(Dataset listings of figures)
========
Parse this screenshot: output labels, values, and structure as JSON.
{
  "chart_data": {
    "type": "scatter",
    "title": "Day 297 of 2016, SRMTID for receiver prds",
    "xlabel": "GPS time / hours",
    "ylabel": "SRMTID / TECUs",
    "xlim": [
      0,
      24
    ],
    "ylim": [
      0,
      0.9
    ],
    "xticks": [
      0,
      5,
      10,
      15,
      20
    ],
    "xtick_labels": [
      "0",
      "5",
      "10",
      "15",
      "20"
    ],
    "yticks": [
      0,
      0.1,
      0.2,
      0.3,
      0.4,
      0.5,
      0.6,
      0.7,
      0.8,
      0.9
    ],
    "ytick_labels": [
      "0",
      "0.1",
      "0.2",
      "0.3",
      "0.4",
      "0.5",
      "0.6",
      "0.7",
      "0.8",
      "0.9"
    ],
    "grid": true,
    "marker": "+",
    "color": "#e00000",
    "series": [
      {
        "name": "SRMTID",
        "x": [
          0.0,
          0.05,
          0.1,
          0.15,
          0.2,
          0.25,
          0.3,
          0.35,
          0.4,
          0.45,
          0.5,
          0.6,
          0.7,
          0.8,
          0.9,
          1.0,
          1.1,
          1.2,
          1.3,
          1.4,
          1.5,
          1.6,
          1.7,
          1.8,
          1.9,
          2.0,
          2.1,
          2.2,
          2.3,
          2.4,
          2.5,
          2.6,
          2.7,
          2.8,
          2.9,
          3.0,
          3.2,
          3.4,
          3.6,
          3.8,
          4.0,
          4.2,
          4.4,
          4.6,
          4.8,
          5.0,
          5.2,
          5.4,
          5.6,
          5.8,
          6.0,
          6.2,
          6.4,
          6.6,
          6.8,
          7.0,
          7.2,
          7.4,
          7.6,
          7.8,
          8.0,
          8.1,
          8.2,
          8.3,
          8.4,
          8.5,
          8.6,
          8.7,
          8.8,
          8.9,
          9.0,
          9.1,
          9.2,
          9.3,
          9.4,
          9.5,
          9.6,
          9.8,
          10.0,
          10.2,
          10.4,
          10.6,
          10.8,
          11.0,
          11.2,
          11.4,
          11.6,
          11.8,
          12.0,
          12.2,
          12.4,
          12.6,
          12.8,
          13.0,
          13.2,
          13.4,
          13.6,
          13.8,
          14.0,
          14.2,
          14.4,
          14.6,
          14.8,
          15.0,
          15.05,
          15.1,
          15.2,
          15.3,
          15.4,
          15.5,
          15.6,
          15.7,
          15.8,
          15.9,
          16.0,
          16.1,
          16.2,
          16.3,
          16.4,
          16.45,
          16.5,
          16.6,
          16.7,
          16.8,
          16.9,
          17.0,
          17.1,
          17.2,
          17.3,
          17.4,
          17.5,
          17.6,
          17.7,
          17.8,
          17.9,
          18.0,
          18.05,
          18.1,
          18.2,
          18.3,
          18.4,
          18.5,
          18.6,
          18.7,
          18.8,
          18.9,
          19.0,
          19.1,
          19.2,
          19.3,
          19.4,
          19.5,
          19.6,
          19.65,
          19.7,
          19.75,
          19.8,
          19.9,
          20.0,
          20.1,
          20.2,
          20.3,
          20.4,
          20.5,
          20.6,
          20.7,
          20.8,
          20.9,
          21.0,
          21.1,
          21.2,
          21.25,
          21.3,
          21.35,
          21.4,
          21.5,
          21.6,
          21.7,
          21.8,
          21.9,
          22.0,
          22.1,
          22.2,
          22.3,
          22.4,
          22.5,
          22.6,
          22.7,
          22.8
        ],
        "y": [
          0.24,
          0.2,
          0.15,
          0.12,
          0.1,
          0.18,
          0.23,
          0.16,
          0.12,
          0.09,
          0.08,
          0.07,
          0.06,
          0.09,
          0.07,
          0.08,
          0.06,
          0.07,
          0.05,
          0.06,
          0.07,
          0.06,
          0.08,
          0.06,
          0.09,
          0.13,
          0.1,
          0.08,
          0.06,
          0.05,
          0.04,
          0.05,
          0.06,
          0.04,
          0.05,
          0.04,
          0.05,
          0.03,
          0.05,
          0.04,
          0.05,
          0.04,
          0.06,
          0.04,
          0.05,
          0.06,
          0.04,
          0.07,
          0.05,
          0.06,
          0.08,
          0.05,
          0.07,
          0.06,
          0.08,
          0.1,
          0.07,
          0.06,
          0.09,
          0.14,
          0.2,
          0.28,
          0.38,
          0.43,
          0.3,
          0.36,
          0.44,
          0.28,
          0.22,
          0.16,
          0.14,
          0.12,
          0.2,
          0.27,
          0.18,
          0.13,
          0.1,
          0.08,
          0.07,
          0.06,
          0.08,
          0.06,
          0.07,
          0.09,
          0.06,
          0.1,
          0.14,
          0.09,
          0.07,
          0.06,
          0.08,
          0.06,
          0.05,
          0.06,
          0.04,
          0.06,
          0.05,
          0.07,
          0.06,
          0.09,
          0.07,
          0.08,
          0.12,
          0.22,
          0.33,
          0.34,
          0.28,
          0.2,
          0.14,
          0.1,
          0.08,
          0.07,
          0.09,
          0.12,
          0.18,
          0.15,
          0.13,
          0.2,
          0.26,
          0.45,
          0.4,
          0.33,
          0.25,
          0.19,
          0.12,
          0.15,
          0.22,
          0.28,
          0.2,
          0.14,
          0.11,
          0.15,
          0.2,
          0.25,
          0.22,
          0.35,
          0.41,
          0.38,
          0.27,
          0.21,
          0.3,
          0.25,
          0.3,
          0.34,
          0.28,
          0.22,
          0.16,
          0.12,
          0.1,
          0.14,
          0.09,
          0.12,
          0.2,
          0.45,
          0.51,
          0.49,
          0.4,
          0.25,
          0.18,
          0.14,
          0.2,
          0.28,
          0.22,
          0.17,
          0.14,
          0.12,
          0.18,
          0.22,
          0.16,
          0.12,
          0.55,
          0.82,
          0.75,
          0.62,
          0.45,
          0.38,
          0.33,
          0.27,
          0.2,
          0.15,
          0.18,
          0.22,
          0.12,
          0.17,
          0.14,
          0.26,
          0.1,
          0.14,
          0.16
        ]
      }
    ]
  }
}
========
◆ TASK BRIEF:
Reproduce the material above, every line of it, exactly.

◆ WRITTEN REPLY:
Parse this screenshot: output labels, values, and structure as JSON.
{
  "chart_data": {
    "type": "scatter",
    "title": "Day 297 of 2016, SRMTID for receiver prds",
    "xlabel": "GPS time / hours",
    "ylabel": "SRMTID / TECUs",
    "xlim": [
      0,
      24
    ],
    "ylim": [
      0,
      0.9
    ],
    "xticks": [
      0,
      5,
      10,
      15,
      20
    ],
    "xtick_labels": [
      "0",
      "5",
      "10",
      "15",
      "20"
    ],
    "yticks": [
      0,
      0.1,
      0.2,
      0.3,
      0.4,
      0.5,
      0.6,
      0.7,
      0.8,
      0.9
    ],
    "ytick_labels": [
      "0",
      "0.1",
      "0.2",
      "0.3",
      "0.4",
      "0.5",
      "0.6",
      "0.7",
      "0.8",
      "0.9"
    ],
    "grid": true,
    "marker": "+",
    "color": "#e00000",
    "series": [
      {
        "name": "SRMTID",
        "x": [
          0.0,
          0.05,
          0.1,
          0.15,
          0.2,
          0.25,
          0.3,
          0.35,
          0.4,
          0.45,
          0.5,
          0.6,
          0.7,
          0.8,
          0.9,
          1.0,
          1.1,
          1.2,
          1.3,
          1.4,
          1.5,
          1.6,
          1.7,
          1.8,
          1.9,
          2.0,
          2.1,
          2.2,
          2.3,
          2.4,
          2.5,
          2.6,
          2.7,
          2.8,
          2.9,
          3.0,
          3.2,
          3.4,
          3.6,
          3.8,
          4.0,
          4.2,
          4.4,
          4.6,
          4.8,
          5.0,
          5.2,
          5.4,
          5.6,
          5.8,
          6.0,
          6.2,
          6.4,
          6.6,
          6.8,
          7.0,
          7.2,
          7.4,
          7.6,
          7.8,
          8.0,
          8.1,
          8.2,
          8.3,
          8.4,
          8.5,
          8.6,
          8.7,
          8.8,
          8.9,
          9.0,
          9.1,
          9.2,
          9.3,
          9.4,
          9.5,
          9.6,
          9.8,
          10.0,
          10.2,
          10.4,
          10.6,
          10.8,
          11.0,
          11.2,
          11.4,
          11.6,
          11.8,
          12.0,
          12.2,
          12.4,
          12.6,
          12.8,
          13.0,
          13.2,
          13.4,
          13.6,
          13.8,
          14.0,
          14.2,
          14.4,
          14.6,
          14.8,
          15.0,
          15.05,
          15.1,
          15.2,
          15.3,
          15.4,
          15.5,
          15.6,
          15.7,
          15.8,
          15.9,
          16.0,
          16.1,
          16.2,
          16.3,
          16.4,
          16.45,
          16.5,
          16.6,
          16.7,
          16.8,
          16.9,
          17.0,
          17.1,
          17.2,
          17.3,
          17.4,
          17.5,
          17.6,
          17.7,
          17.8,
          17.9,
          18.0,
          18.05,
          18.1,
          18.2,
          18.3,
          18.4,
          18.5,
          18.6,
          18.7,
          18.8,
          18.9,
          19.0,
          19.1,
          19.2,
          19.3,
          19.4,
          19.5,
          19.6,
          19.65,
          19.7,
          19.75,
          19.8,
          19.9,
          20.0,
          20.1,
          20.2,
          20.3,
          20.4,
          20.5,
          20.6,
          20.7,
          20.8,
          20.9,
          21.0,
          21.1,
          21.2,
          21.25,
          21.3,
          21.35,
          21.4,
          21.5,
          21.6,
          21.7,
          21.8,
          21.9,
          22.0,
          22.1,
          22.2,
          22.3,
          22.4,
          22.5,
          22.6,
          22.7,
          22.8
        ],
        "y": [
          0.24,
          0.2,
          0.15,
          0.12,
          0.1,
          0.18,
          0.23,
          0.16,
          0.12,
          0.09,
          0.08,
          0.07,
          0.06,
          0.09,
          0.07,
          0.08,
          0.06,
          0.07,
          0.05,
          0.06,
          0.07,
          0.06,
          0.08,
          0.06,
          0.09,
          0.13,
          0.1,
          0.08,
          0.06,
          0.05,
          0.04,
          0.05,
          0.06,
          0.04,
          0.05,
          0.04,
          0.05,
          0.03,
          0.05,
          0.04,
          0.05,
          0.04,
          0.06,
          0.04,
          0.05,
          0.06,
          0.04,
          0.07,
          0.05,
          0.06,
          0.08,
          0.05,
          0.07,
          0.06,
          0.08,
          0.1,
          0.07,
          0.06,
          0.09,
          0.14,
          0.2,
          0.28,
          0.38,
          0.43,
          0.3,
          0.36,
          0.44,
          0.28,
          0.22,
          0.16,
          0.14,
          0.12,
          0.2,
          0.27,
          0.18,
          0.13,
          0.1,
          0.08,
          0.07,
          0.06,
          0.08,
          0.06,
          0.07,
          0.09,
          0.06,
          0.1,
          0.14,
          0.09,
          0.07,
          0.06,
          0.08,
          0.06,
          0.05,
          0.06,
          0.04,
          0.06,
          0.05,
          0.07,
          0.06,
          0.09,
          0.07,
          0.08,
          0.12,
          0.22,
          0.33,
          0.34,
          0.28,
          0.2,
          0.14,
          0.1,
          0.08,
          0.07,
          0.09,
          0.12,
          0.18,
          0.15,
          0.13,
          0.2,
          0.26,
          0.45,
          0.4,
          0.33,
          0.25,
          0.19,
          0.12,
          0.15,
          0.22,
          0.28,
          0.2,
          0.14,
          0.11,
          0.15,
          0.2,
          0.25,
          0.22,
          0.35,
          0.41,
          0.38,
          0.27,
          0.21,
          0.3,
          0.25,
          0.3,
          0.34,
          0.28,
          0.22,
          0.16,
          0.12,
          0.1,
          0.14,
          0.09,
          0.12,
          0.2,
          0.45,
          0.51,
          0.49,
          0.4,
          0.25,
          0.18,
          0.14,
          0.2,
          0.28,
          0.22,
          0.17,
          0.14,
          0.12,
          0.18,
          0.22,
          0.16,
          0.12,
          0.55,
          0.82,
          0.75,
          0.62,
          0.45,
          0.38,
          0.33,
          0.27,
          0.2,
          0.15,
          0.18,
          0.22,
          0.12,
          0.17,
          0.14,
          0.26,
          0.1,
          0.14,
          0.16
        ]
      }
    ]
  }
}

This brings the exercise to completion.